Objective:
Once the pictures are set aside, transcribe the remaining data exactly.
## start Records for this exercise
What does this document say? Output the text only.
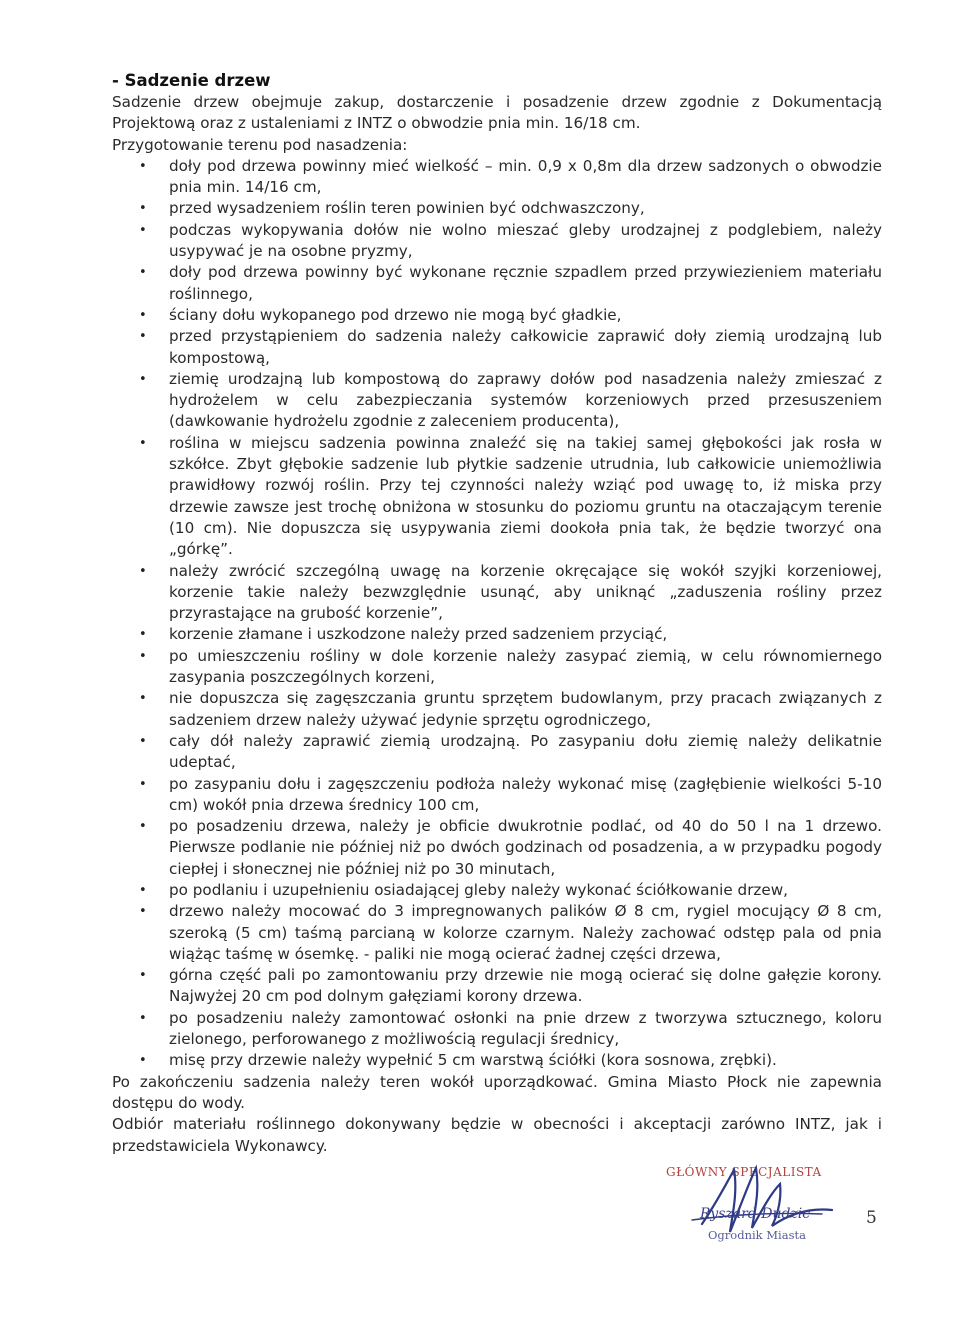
- Sadzenie drzew

Sadzenie drzew obejmuje zakup, dostarczenie i posadzenie drzew zgodnie z Dokumentacją Projektową oraz z ustaleniami z INTZ o obwodzie pnia min. 16/18 cm.

Przygotowanie terenu pod nasadzenia:

• doły pod drzewa powinny mieć wielkość – min. 0,9 x 0,8m dla drzew sadzonych o obwodzie pnia min. 14/16 cm,
• przed wysadzeniem roślin teren powinien być odchwaszczony,
• podczas wykopywania dołów nie wolno mieszać gleby urodzajnej z podglebiem, należy usypywać je na osobne pryzmy,
• doły pod drzewa powinny być wykonane ręcznie szpadlem przed przywiezieniem materiału roślinnego,
• ściany dołu wykopanego pod drzewo nie mogą być gładkie,
• przed przystąpieniem do sadzenia należy całkowicie zaprawić doły ziemią urodzajną lub kompostową,
• ziemię urodzajną lub kompostową do zaprawy dołów pod nasadzenia należy zmieszać z hydrożelem w celu zabezpieczania systemów korzeniowych przed przesuszeniem (dawkowanie hydrożelu zgodnie z zaleceniem producenta),
• roślina w miejscu sadzenia powinna znaleźć się na takiej samej głębokości jak rosła w szkółce. Zbyt głębokie sadzenie lub płytkie sadzenie utrudnia, lub całkowicie uniemożliwia prawidłowy rozwój roślin. Przy tej czynności należy wziąć pod uwagę to, iż miska przy drzewie zawsze jest trochę obniżona w stosunku do poziomu gruntu na otaczającym terenie (10 cm). Nie dopuszcza się usypywania ziemi dookoła pnia tak, że będzie tworzyć ona „górkę”.
• należy zwrócić szczególną uwagę na korzenie okręcające się wokół szyjki korzeniowej, korzenie takie należy bezwzględnie usunąć, aby uniknąć „zaduszenia rośliny przez przyrastające na grubość korzenie”,
• korzenie złamane i uszkodzone należy przed sadzeniem przyciąć,
• po umieszczeniu rośliny w dole korzenie należy zasypać ziemią, w celu równomiernego zasypania poszczególnych korzeni,
• nie dopuszcza się zagęszczania gruntu sprzętem budowlanym, przy pracach związanych z sadzeniem drzew należy używać jedynie sprzętu ogrodniczego,
• cały dół należy zaprawić ziemią urodzajną. Po zasypaniu dołu ziemię należy delikatnie udeptać,
• po zasypaniu dołu i zagęszczeniu podłoża należy wykonać misę (zagłębienie wielkości 5-10 cm) wokół pnia drzewa średnicy 100 cm,
• po posadzeniu drzewa, należy je obficie dwukrotnie podlać, od 40 do 50 l na 1 drzewo. Pierwsze podlanie nie później niż po dwóch godzinach od posadzenia, a w przypadku pogody ciepłej i słonecznej nie później niż po 30 minutach,
• po podlaniu i uzupełnieniu osiadającej gleby należy wykonać ściółkowanie drzew,
• drzewo należy mocować do 3 impregnowanych palików Ø 8 cm, rygiel mocujący Ø 8 cm, szeroką (5 cm) taśmą parcianą w kolorze czarnym. Należy zachować odstęp pala od pnia wiążąc taśmę w ósemkę. - paliki nie mogą ocierać żadnej części drzewa,
• górna część pali po zamontowaniu przy drzewie nie mogą ocierać się dolne gałęzie korony. Najwyżej 20 cm pod dolnym gałęziami korony drzewa.
• po posadzeniu należy zamontować osłonki na pnie drzew z tworzywa sztucznego, koloru zielonego, perforowanego z możliwością regulacji średnicy,
• misę przy drzewie należy wypełnić 5 cm warstwą ściółki (kora sosnowa, zrębki).

Po zakończeniu sadzenia należy teren wokół uporządkować. Gmina Miasto Płock nie zapewnia dostępu do wody.

Odbiór materiału roślinnego dokonywany będzie w obecności i akceptacji zarówno INTZ, jak i przedstawiciela Wykonawcy.

GŁÓWNY SPECJALISTA
Ryszard Dudzic
Ogrodnik Miasta
5
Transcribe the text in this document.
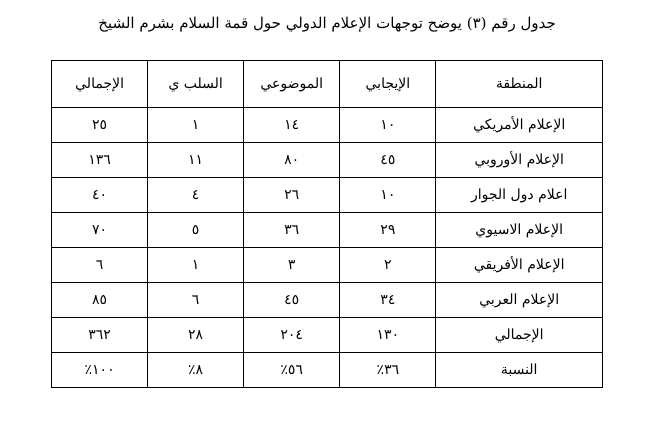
جدول رقم (٣) يوضح توجهات الإعلام الدولي حول قمة السلام بشرم الشيخ
المنطقة	الإيجابي	الموضوعي	السلب ي	الإجمالي
الإعلام الأمريكي	١٠	١٤	١	٢٥
الإعلام الأوروبي	٤٥	٨٠	١١	١٣٦
اعلام دول الجوار	١٠	٢٦	٤	٤٠
الإعلام الاسيوي	٢٩	٣٦	٥	٧٠
الإعلام الأفريقي	٢	٣	١	٦
الإعلام العربي	٣٤	٤٥	٦	٨٥
الإجمالي	١٣٠	٢٠٤	٢٨	٣٦٢
النسبة	٣٦٪	٥٦٪	٨٪	١٠٠٪
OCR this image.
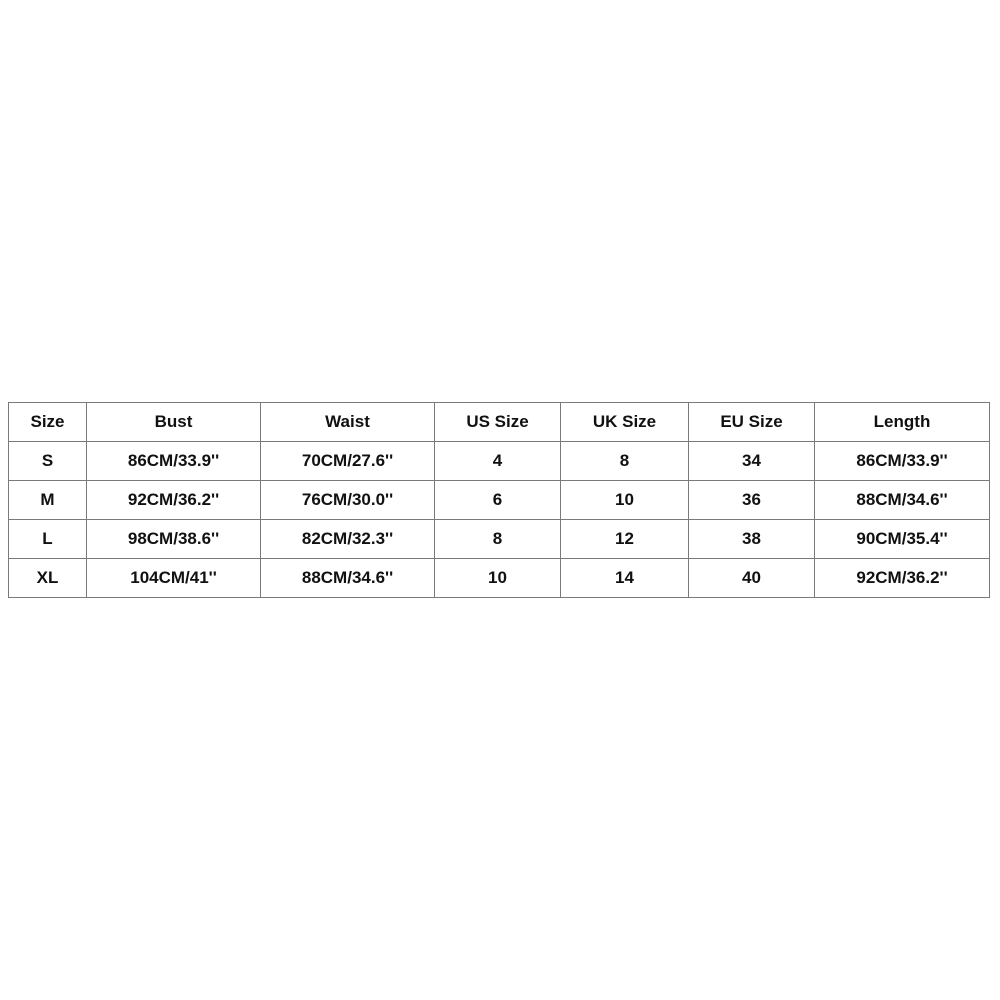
Size	Bust	Waist	US Size	UK Size	EU Size	Length
S	86CM/33.9''	70CM/27.6''	4	8	34	86CM/33.9''
M	92CM/36.2''	76CM/30.0''	6	10	36	88CM/34.6''
L	98CM/38.6''	82CM/32.3''	8	12	38	90CM/35.4''
XL	104CM/41''	88CM/34.6''	10	14	40	92CM/36.2''
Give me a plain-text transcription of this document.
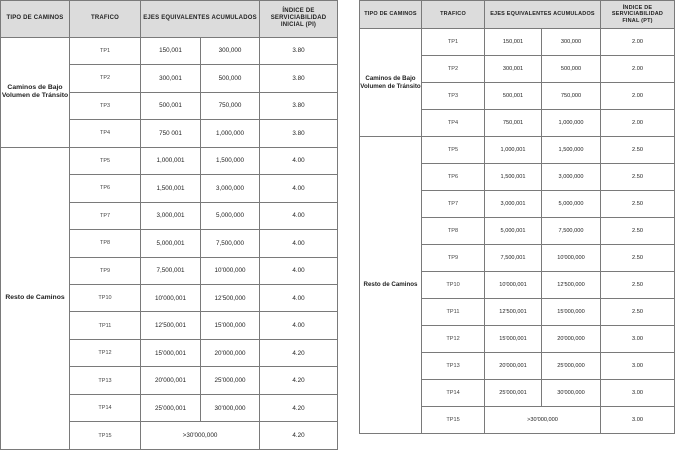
TIPO DE CAMINOS	TRAFICO	EJES EQUIVALENTES ACUMULADOS		ÍNDICE DE SERVICIABILIDAD INICIAL (PI)
Caminos de Bajo Volumen de Tránsito	TP1	150,001	300,000	3.80
	TP2	300,001	500,000	3.80
	TP3	500,001	750,000	3.80
	TP4	750 001	1,000,000	3.80
Resto de Caminos	TP5	1,000,001	1,500,000	4.00
	TP6	1,500,001	3,000,000	4.00
	TP7	3,000,001	5,000,000	4.00
	TP8	5,000,001	7,500,000	4.00
	TP9	7,500,001	10'000,000	4.00
	TP10	10'000,001	12'500,000	4.00
	TP11	12'500,001	15'000,000	4.00
	TP12	15'000,001	20'000,000	4.20
	TP13	20'000,001	25'000,000	4.20
	TP14	25'000,001	30'000,000	4.20
	TP15	>30'000,000		4.20
TIPO DE CAMINOS	TRAFICO	EJES EQUIVALENTES ACUMULADOS		ÍNDICE DE SERVICIABILIDAD FINAL (PT)
Caminos de Bajo Volumen de Tránsito	TP1	150,001	300,000	2.00
	TP2	300,001	500,000	2.00
	TP3	500,001	750,000	2.00
	TP4	750,001	1,000,000	2.00
Resto de Caminos	TP5	1,000,001	1,500,000	2.50
	TP6	1,500,001	3,000,000	2.50
	TP7	3,000,001	5,000,000	2.50
	TP8	5,000,001	7,500,000	2.50
	TP9	7,500,001	10'000,000	2.50
	TP10	10'000,001	12'500,000	2.50
	TP11	12'500,001	15'000,000	2.50
	TP12	15'000,001	20'000,000	3.00
	TP13	20'000,001	25'000,000	3.00
	TP14	25'000,001	30'000,000	3.00
	TP15	>30'000,000		3.00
## end Records for this exercise
Worked answer:
What does this document say? Output the text only.
- Sadzenie drzew

Sadzenie drzew obejmuje zakup, dostarczenie i posadzenie drzew zgodnie z Dokumentacją Projektową oraz z ustaleniami z INTZ o obwodzie pnia min. 16/18 cm.

Przygotowanie terenu pod nasadzenia:

• doły pod drzewa powinny mieć wielkość – min. 0,9 x 0,8m dla drzew sadzonych o obwodzie pnia min. 14/16 cm,
• przed wysadzeniem roślin teren powinien być odchwaszczony,
• podczas wykopywania dołów nie wolno mieszać gleby urodzajnej z podglebiem, należy usypywać je na osobne pryzmy,
• doły pod drzewa powinny być wykonane ręcznie szpadlem przed przywiezieniem materiału roślinnego,
• ściany dołu wykopanego pod drzewo nie mogą być gładkie,
• przed przystąpieniem do sadzenia należy całkowicie zaprawić doły ziemią urodzajną lub kompostową,
• ziemię urodzajną lub kompostową do zaprawy dołów pod nasadzenia należy zmieszać z hydrożelem w celu zabezpieczania systemów korzeniowych przed przesuszeniem (dawkowanie hydrożelu zgodnie z zaleceniem producenta),
• roślina w miejscu sadzenia powinna znaleźć się na takiej samej głębokości jak rosła w szkółce. Zbyt głębokie sadzenie lub płytkie sadzenie utrudnia, lub całkowicie uniemożliwia prawidłowy rozwój roślin. Przy tej czynności należy wziąć pod uwagę to, iż miska przy drzewie zawsze jest trochę obniżona w stosunku do poziomu gruntu na otaczającym terenie (10 cm). Nie dopuszcza się usypywania ziemi dookoła pnia tak, że będzie tworzyć ona „górkę”.
• należy zwrócić szczególną uwagę na korzenie okręcające się wokół szyjki korzeniowej, korzenie takie należy bezwzględnie usunąć, aby uniknąć „zaduszenia rośliny przez przyrastające na grubość korzenie”,
• korzenie złamane i uszkodzone należy przed sadzeniem przyciąć,
• po umieszczeniu rośliny w dole korzenie należy zasypać ziemią, w celu równomiernego zasypania poszczególnych korzeni,
• nie dopuszcza się zagęszczania gruntu sprzętem budowlanym, przy pracach związanych z sadzeniem drzew należy używać jedynie sprzętu ogrodniczego,
• cały dół należy zaprawić ziemią urodzajną. Po zasypaniu dołu ziemię należy delikatnie udeptać,
• po zasypaniu dołu i zagęszczeniu podłoża należy wykonać misę (zagłębienie wielkości 5-10 cm) wokół pnia drzewa średnicy 100 cm,
• po posadzeniu drzewa, należy je obficie dwukrotnie podlać, od 40 do 50 l na 1 drzewo. Pierwsze podlanie nie później niż po dwóch godzinach od posadzenia, a w przypadku pogody ciepłej i słonecznej nie później niż po 30 minutach,
• po podlaniu i uzupełnieniu osiadającej gleby należy wykonać ściółkowanie drzew,
• drzewo należy mocować do 3 impregnowanych palików Ø 8 cm, rygiel mocujący Ø 8 cm, szeroką (5 cm) taśmą parcianą w kolorze czarnym. Należy zachować odstęp pala od pnia wiążąc taśmę w ósemkę. - paliki nie mogą ocierać żadnej części drzewa,
• górna część pali po zamontowaniu przy drzewie nie mogą ocierać się dolne gałęzie korony. Najwyżej 20 cm pod dolnym gałęziami korony drzewa.
• po posadzeniu należy zamontować osłonki na pnie drzew z tworzywa sztucznego, koloru zielonego, perforowanego z możliwością regulacji średnicy,
• misę przy drzewie należy wypełnić 5 cm warstwą ściółki (kora sosnowa, zrębki).

Po zakończeniu sadzenia należy teren wokół uporządkować. Gmina Miasto Płock nie zapewnia dostępu do wody.

Odbiór materiału roślinnego dokonywany będzie w obecności i akceptacji zarówno INTZ, jak i przedstawiciela Wykonawcy.

GŁÓWNY SPECJALISTA
Ryszard Dudzic
Ogrodnik Miasta
5
Transcribe the text in this document.
جدول رقم (٣) يوضح توجهات الإعلام الدولي حول قمة السلام بشرم الشيخ
المنطقة	الإيجابي	الموضوعي	السلب ي	الإجمالي
الإعلام الأمريكي	١٠	١٤	١	٢٥
الإعلام الأوروبي	٤٥	٨٠	١١	١٣٦
اعلام دول الجوار	١٠	٢٦	٤	٤٠
الإعلام الاسيوي	٢٩	٣٦	٥	٧٠
الإعلام الأفريقي	٢	٣	١	٦
الإعلام العربي	٣٤	٤٥	٦	٨٥
الإجمالي	١٣٠	٢٠٤	٢٨	٣٦٢
النسبة	٣٦٪	٥٦٪	٨٪	١٠٠٪
OCR this image.
Size	Bust	Waist	US Size	UK Size	EU Size	Length
S	86CM/33.9''	70CM/27.6''	4	8	34	86CM/33.9''
M	92CM/36.2''	76CM/30.0''	6	10	36	88CM/34.6''
L	98CM/38.6''	82CM/32.3''	8	12	38	90CM/35.4''
XL	104CM/41''	88CM/34.6''	10	14	40	92CM/36.2''
Give me a plain-text transcription of this document.
TIPO DE CAMINOS	TRAFICO	EJES EQUIVALENTES ACUMULADOS		ÍNDICE DE SERVICIABILIDAD INICIAL (PI)
Caminos de Bajo Volumen de Tránsito	TP1	150,001	300,000	3.80
	TP2	300,001	500,000	3.80
	TP3	500,001	750,000	3.80
	TP4	750 001	1,000,000	3.80
Resto de Caminos	TP5	1,000,001	1,500,000	4.00
	TP6	1,500,001	3,000,000	4.00
	TP7	3,000,001	5,000,000	4.00
	TP8	5,000,001	7,500,000	4.00
	TP9	7,500,001	10'000,000	4.00
	TP10	10'000,001	12'500,000	4.00
	TP11	12'500,001	15'000,000	4.00
	TP12	15'000,001	20'000,000	4.20
	TP13	20'000,001	25'000,000	4.20
	TP14	25'000,001	30'000,000	4.20
	TP15	>30'000,000		4.20
TIPO DE CAMINOS	TRAFICO	EJES EQUIVALENTES ACUMULADOS		ÍNDICE DE SERVICIABILIDAD FINAL (PT)
Caminos de Bajo Volumen de Tránsito	TP1	150,001	300,000	2.00
	TP2	300,001	500,000	2.00
	TP3	500,001	750,000	2.00
	TP4	750,001	1,000,000	2.00
Resto de Caminos	TP5	1,000,001	1,500,000	2.50
	TP6	1,500,001	3,000,000	2.50
	TP7	3,000,001	5,000,000	2.50
	TP8	5,000,001	7,500,000	2.50
	TP9	7,500,001	10'000,000	2.50
	TP10	10'000,001	12'500,000	2.50
	TP11	12'500,001	15'000,000	2.50
	TP12	15'000,001	20'000,000	3.00
	TP13	20'000,001	25'000,000	3.00
	TP14	25'000,001	30'000,000	3.00
	TP15	>30'000,000		3.00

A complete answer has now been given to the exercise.